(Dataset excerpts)
#####
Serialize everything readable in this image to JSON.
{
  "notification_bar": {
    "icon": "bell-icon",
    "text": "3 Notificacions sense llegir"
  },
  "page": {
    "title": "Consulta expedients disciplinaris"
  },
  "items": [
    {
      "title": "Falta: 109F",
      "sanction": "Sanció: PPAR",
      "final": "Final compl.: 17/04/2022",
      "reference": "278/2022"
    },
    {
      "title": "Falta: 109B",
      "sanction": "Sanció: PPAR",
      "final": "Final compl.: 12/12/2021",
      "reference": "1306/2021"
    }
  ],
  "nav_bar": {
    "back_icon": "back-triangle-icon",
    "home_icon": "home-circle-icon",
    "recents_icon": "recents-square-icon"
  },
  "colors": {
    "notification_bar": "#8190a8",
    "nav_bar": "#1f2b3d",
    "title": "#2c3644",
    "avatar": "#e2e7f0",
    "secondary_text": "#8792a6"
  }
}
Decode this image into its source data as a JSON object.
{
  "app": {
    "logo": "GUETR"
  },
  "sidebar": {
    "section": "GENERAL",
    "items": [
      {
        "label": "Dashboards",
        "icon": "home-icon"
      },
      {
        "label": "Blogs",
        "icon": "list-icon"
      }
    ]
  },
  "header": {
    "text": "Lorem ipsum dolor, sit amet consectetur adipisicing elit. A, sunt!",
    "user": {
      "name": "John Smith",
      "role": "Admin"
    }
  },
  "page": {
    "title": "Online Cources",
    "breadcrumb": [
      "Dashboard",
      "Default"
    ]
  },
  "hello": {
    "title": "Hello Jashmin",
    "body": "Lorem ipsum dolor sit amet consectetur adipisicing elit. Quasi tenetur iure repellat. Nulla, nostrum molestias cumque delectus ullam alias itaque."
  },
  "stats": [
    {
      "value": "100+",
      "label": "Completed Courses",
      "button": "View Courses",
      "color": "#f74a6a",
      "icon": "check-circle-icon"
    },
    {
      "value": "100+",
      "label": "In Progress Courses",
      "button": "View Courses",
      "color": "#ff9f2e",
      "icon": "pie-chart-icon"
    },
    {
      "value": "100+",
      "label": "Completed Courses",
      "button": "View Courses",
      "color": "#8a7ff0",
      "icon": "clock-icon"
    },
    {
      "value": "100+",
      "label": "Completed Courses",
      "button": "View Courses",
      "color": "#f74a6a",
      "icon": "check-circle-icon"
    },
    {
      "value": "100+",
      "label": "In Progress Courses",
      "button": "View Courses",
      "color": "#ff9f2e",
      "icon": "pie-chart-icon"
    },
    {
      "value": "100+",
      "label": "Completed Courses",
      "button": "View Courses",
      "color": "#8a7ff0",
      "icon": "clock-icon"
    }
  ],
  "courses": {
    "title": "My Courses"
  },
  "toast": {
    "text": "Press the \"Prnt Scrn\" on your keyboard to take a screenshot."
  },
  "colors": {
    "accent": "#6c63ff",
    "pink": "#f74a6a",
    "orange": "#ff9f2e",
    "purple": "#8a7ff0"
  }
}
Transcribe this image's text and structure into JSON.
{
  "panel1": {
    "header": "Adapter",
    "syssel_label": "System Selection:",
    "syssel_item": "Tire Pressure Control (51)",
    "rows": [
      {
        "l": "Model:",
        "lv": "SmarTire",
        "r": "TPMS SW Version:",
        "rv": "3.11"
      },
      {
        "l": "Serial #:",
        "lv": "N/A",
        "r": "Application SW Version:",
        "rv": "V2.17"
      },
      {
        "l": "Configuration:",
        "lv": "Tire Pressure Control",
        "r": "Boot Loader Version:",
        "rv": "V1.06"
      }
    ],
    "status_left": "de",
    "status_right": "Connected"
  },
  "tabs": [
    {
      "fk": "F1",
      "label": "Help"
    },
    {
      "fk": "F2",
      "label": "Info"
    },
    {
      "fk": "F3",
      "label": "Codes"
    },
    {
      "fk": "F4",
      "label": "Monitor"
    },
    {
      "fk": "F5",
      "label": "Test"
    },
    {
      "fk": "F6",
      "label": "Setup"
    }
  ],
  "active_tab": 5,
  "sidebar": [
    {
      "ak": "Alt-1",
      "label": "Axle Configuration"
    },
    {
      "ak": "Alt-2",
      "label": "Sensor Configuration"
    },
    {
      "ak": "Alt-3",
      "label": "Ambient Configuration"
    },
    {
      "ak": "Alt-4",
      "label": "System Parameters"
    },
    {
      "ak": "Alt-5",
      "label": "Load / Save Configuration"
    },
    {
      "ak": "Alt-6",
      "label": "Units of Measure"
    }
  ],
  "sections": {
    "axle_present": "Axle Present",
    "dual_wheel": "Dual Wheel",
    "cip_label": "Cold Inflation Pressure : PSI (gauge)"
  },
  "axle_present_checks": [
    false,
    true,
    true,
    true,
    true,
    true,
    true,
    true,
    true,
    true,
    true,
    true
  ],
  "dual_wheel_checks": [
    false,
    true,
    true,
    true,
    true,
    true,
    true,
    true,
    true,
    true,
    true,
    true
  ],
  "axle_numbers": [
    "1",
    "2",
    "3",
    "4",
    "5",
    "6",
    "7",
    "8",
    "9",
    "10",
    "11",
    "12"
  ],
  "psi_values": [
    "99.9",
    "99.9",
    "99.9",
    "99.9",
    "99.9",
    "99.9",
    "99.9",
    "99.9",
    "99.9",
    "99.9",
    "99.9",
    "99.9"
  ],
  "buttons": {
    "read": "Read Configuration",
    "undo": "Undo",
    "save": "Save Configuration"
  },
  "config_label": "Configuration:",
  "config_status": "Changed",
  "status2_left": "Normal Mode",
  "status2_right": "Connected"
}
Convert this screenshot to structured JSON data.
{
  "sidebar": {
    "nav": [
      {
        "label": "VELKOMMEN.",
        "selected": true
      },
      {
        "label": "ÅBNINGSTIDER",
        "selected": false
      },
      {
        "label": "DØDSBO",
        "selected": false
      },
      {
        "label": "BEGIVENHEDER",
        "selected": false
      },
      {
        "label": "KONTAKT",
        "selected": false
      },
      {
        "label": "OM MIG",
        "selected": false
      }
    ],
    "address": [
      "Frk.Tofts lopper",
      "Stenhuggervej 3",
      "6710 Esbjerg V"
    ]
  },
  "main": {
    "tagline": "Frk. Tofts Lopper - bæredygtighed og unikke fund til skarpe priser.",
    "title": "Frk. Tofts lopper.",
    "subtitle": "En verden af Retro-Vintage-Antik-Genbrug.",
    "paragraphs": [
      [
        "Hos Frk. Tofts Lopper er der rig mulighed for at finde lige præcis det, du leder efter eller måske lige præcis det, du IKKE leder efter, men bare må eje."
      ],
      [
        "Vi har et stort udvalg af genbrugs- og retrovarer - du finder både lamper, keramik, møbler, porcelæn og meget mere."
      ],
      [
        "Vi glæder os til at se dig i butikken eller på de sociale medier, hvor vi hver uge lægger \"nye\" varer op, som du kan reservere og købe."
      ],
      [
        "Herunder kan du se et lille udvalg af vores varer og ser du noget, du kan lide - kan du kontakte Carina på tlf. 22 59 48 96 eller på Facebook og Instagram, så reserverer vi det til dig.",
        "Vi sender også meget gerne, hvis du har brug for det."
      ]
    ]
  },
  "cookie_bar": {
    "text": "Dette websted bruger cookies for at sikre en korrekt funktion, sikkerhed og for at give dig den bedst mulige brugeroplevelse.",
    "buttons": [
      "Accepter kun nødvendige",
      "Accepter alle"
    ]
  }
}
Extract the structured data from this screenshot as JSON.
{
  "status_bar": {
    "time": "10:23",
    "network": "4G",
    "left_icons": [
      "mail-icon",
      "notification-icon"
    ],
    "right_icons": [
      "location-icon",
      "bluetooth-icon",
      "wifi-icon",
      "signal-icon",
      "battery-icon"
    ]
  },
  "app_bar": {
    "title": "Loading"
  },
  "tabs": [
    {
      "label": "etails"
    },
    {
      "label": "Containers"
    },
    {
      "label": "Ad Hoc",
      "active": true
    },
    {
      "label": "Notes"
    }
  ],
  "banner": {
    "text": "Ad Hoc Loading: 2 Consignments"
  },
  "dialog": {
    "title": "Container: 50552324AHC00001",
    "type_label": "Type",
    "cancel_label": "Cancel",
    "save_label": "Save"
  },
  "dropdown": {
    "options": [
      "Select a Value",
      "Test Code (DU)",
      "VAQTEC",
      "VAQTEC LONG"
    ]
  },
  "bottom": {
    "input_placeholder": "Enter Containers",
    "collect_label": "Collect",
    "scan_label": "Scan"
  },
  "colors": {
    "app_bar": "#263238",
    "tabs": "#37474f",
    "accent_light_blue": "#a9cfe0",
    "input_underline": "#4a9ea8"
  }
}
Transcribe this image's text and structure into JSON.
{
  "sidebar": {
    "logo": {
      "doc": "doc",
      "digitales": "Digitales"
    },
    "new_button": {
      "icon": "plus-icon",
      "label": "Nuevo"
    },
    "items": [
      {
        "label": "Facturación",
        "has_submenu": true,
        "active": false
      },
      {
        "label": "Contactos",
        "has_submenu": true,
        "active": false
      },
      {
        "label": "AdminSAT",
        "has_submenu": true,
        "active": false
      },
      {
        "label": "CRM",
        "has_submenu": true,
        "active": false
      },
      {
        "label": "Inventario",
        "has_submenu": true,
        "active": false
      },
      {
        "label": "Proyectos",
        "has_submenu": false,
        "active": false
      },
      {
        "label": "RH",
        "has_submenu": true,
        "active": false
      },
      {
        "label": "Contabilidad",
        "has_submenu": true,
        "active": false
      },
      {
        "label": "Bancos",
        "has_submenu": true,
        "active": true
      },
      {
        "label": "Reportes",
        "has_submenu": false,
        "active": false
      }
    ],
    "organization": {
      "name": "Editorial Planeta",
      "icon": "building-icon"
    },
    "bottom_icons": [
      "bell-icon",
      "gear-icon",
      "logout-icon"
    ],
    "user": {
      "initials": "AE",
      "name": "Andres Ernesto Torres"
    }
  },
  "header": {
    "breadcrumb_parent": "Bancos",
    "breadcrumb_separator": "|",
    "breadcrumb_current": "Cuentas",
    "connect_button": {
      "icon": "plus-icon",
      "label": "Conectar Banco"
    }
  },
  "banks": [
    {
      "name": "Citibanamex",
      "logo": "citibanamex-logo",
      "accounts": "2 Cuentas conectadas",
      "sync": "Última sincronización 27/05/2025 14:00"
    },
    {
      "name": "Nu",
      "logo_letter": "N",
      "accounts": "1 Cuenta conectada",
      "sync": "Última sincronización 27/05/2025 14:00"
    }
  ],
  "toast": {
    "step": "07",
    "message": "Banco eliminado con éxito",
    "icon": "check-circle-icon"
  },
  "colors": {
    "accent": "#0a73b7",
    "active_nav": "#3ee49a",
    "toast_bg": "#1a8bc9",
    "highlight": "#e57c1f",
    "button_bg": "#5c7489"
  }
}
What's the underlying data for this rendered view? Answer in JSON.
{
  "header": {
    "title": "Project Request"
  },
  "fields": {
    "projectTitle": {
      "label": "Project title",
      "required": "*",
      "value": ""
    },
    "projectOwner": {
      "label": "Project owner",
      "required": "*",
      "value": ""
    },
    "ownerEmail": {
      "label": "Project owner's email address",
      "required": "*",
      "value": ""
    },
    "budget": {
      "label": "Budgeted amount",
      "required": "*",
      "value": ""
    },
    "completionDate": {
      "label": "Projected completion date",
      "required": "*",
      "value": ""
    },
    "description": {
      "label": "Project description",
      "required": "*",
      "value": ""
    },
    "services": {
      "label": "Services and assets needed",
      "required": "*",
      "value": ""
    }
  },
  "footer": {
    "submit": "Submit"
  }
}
#####
• **Goal of the exercise**
Which lines above contain the word "Tofts"? Copy each of them.

• **Solution**
      "Frk.Tofts lopper",
    "tagline": "Frk. Tofts Lopper - bæredygtighed og unikke fund til skarpe priser.",
    "title": "Frk. Tofts lopper.",
        "Hos Frk. Tofts Lopper er der rig mulighed for at finde lige præcis det, du leder efter eller måske lige præcis det, du IKKE leder efter, men bare må eje."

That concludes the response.